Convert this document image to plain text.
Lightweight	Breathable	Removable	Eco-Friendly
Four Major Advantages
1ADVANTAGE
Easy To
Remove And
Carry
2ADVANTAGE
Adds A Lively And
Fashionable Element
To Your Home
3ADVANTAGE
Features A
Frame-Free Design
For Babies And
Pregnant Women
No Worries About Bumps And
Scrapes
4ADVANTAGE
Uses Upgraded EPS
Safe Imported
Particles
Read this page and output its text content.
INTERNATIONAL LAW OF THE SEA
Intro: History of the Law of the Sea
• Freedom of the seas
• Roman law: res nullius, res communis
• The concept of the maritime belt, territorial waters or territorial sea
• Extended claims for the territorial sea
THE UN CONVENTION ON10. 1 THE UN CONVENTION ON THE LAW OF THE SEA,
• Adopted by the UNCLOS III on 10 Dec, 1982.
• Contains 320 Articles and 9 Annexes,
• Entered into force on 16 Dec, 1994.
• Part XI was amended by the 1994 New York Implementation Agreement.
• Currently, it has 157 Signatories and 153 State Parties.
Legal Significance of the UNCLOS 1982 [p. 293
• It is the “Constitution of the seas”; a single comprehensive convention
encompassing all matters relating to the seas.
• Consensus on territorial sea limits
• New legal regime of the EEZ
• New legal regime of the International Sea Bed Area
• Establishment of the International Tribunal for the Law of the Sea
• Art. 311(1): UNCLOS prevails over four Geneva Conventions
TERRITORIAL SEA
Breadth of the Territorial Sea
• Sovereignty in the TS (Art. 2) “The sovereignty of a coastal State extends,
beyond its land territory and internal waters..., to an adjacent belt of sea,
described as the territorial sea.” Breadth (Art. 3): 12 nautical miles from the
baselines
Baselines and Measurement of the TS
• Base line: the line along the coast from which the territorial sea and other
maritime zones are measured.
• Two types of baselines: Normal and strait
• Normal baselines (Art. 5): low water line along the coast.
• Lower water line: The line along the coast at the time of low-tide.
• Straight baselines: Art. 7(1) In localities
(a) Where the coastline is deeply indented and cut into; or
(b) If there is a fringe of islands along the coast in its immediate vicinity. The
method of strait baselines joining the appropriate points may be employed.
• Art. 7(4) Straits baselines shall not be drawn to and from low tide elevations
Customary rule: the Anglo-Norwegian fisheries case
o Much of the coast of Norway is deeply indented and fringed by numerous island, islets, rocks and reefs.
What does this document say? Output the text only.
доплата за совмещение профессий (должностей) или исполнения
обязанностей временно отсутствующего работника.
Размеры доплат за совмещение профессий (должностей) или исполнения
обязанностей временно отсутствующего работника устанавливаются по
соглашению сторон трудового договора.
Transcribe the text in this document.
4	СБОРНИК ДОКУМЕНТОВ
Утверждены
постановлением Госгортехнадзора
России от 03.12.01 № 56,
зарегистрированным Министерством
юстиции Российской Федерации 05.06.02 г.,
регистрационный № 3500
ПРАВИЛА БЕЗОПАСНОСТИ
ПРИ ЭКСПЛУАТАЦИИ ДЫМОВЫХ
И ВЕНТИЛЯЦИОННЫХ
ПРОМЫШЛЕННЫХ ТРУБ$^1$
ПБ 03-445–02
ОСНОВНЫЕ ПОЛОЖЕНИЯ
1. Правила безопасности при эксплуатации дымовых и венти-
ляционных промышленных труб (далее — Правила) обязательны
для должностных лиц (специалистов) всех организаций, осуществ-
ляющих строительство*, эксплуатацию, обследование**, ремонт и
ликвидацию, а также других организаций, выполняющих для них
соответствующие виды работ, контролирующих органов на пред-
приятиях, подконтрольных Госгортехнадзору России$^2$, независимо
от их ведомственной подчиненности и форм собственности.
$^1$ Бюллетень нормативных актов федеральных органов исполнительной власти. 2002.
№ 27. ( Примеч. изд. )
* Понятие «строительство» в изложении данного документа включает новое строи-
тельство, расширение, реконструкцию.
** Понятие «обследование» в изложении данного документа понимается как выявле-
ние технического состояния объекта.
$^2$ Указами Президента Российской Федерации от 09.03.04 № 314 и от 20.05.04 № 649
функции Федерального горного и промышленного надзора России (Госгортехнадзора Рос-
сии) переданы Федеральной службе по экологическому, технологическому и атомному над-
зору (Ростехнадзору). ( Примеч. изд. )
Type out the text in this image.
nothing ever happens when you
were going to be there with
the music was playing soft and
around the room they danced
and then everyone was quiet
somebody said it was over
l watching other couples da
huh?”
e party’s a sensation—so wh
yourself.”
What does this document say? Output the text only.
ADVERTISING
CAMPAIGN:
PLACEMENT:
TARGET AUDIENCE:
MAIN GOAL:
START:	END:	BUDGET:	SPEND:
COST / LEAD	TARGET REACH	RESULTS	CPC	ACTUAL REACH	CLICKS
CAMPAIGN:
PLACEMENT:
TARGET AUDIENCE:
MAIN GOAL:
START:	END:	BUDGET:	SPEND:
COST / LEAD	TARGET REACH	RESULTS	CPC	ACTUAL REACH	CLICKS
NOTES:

■ EXERCISE OBJECTIVE
Return every record above exactly as it appears.

■ THE ANSWER
Convert this document image to plain text.
Lightweight	Breathable	Removable	Eco-Friendly
Four Major Advantages
1ADVANTAGE
Easy To
Remove And
Carry
2ADVANTAGE
Adds A Lively And
Fashionable Element
To Your Home
3ADVANTAGE
Features A
Frame-Free Design
For Babies And
Pregnant Women
No Worries About Bumps And
Scrapes
4ADVANTAGE
Uses Upgraded EPS
Safe Imported
Particles
Read this page and output its text content.
INTERNATIONAL LAW OF THE SEA
Intro: History of the Law of the Sea
• Freedom of the seas
• Roman law: res nullius, res communis
• The concept of the maritime belt, territorial waters or territorial sea
• Extended claims for the territorial sea
THE UN CONVENTION ON10. 1 THE UN CONVENTION ON THE LAW OF THE SEA,
• Adopted by the UNCLOS III on 10 Dec, 1982.
• Contains 320 Articles and 9 Annexes,
• Entered into force on 16 Dec, 1994.
• Part XI was amended by the 1994 New York Implementation Agreement.
• Currently, it has 157 Signatories and 153 State Parties.
Legal Significance of the UNCLOS 1982 [p. 293
• It is the “Constitution of the seas”; a single comprehensive convention
encompassing all matters relating to the seas.
• Consensus on territorial sea limits
• New legal regime of the EEZ
• New legal regime of the International Sea Bed Area
• Establishment of the International Tribunal for the Law of the Sea
• Art. 311(1): UNCLOS prevails over four Geneva Conventions
TERRITORIAL SEA
Breadth of the Territorial Sea
• Sovereignty in the TS (Art. 2) “The sovereignty of a coastal State extends,
beyond its land territory and internal waters..., to an adjacent belt of sea,
described as the territorial sea.” Breadth (Art. 3): 12 nautical miles from the
baselines
Baselines and Measurement of the TS
• Base line: the line along the coast from which the territorial sea and other
maritime zones are measured.
• Two types of baselines: Normal and strait
• Normal baselines (Art. 5): low water line along the coast.
• Lower water line: The line along the coast at the time of low-tide.
• Straight baselines: Art. 7(1) In localities
(a) Where the coastline is deeply indented and cut into; or
(b) If there is a fringe of islands along the coast in its immediate vicinity. The
method of strait baselines joining the appropriate points may be employed.
• Art. 7(4) Straits baselines shall not be drawn to and from low tide elevations
Customary rule: the Anglo-Norwegian fisheries case
o Much of the coast of Norway is deeply indented and fringed by numerous island, islets, rocks and reefs.
What does this document say? Output the text only.
доплата за совмещение профессий (должностей) или исполнения
обязанностей временно отсутствующего работника.
Размеры доплат за совмещение профессий (должностей) или исполнения
обязанностей временно отсутствующего работника устанавливаются по
соглашению сторон трудового договора.
Transcribe the text in this document.
4	СБОРНИК ДОКУМЕНТОВ
Утверждены
постановлением Госгортехнадзора
России от 03.12.01 № 56,
зарегистрированным Министерством
юстиции Российской Федерации 05.06.02 г.,
регистрационный № 3500
ПРАВИЛА БЕЗОПАСНОСТИ
ПРИ ЭКСПЛУАТАЦИИ ДЫМОВЫХ
И ВЕНТИЛЯЦИОННЫХ
ПРОМЫШЛЕННЫХ ТРУБ$^1$
ПБ 03-445–02
ОСНОВНЫЕ ПОЛОЖЕНИЯ
1. Правила безопасности при эксплуатации дымовых и венти-
ляционных промышленных труб (далее — Правила) обязательны
для должностных лиц (специалистов) всех организаций, осуществ-
ляющих строительство*, эксплуатацию, обследование**, ремонт и
ликвидацию, а также других организаций, выполняющих для них
соответствующие виды работ, контролирующих органов на пред-
приятиях, подконтрольных Госгортехнадзору России$^2$, независимо
от их ведомственной подчиненности и форм собственности.
$^1$ Бюллетень нормативных актов федеральных органов исполнительной власти. 2002.
№ 27. ( Примеч. изд. )
* Понятие «строительство» в изложении данного документа включает новое строи-
тельство, расширение, реконструкцию.
** Понятие «обследование» в изложении данного документа понимается как выявле-
ние технического состояния объекта.
$^2$ Указами Президента Российской Федерации от 09.03.04 № 314 и от 20.05.04 № 649
функции Федерального горного и промышленного надзора России (Госгортехнадзора Рос-
сии) переданы Федеральной службе по экологическому, технологическому и атомному над-
зору (Ростехнадзору). ( Примеч. изд. )
Type out the text in this image.
nothing ever happens when you
were going to be there with
the music was playing soft and
around the room they danced
and then everyone was quiet
somebody said it was over
l watching other couples da
huh?”
e party’s a sensation—so wh
yourself.”
What does this document say? Output the text only.
ADVERTISING
CAMPAIGN:
PLACEMENT:
TARGET AUDIENCE:
MAIN GOAL:
START:	END:	BUDGET:	SPEND:
COST / LEAD	TARGET REACH	RESULTS	CPC	ACTUAL REACH	CLICKS
CAMPAIGN:
PLACEMENT:
TARGET AUDIENCE:
MAIN GOAL:
START:	END:	BUDGET:	SPEND:
COST / LEAD	TARGET REACH	RESULTS	CPC	ACTUAL REACH	CLICKS
NOTES:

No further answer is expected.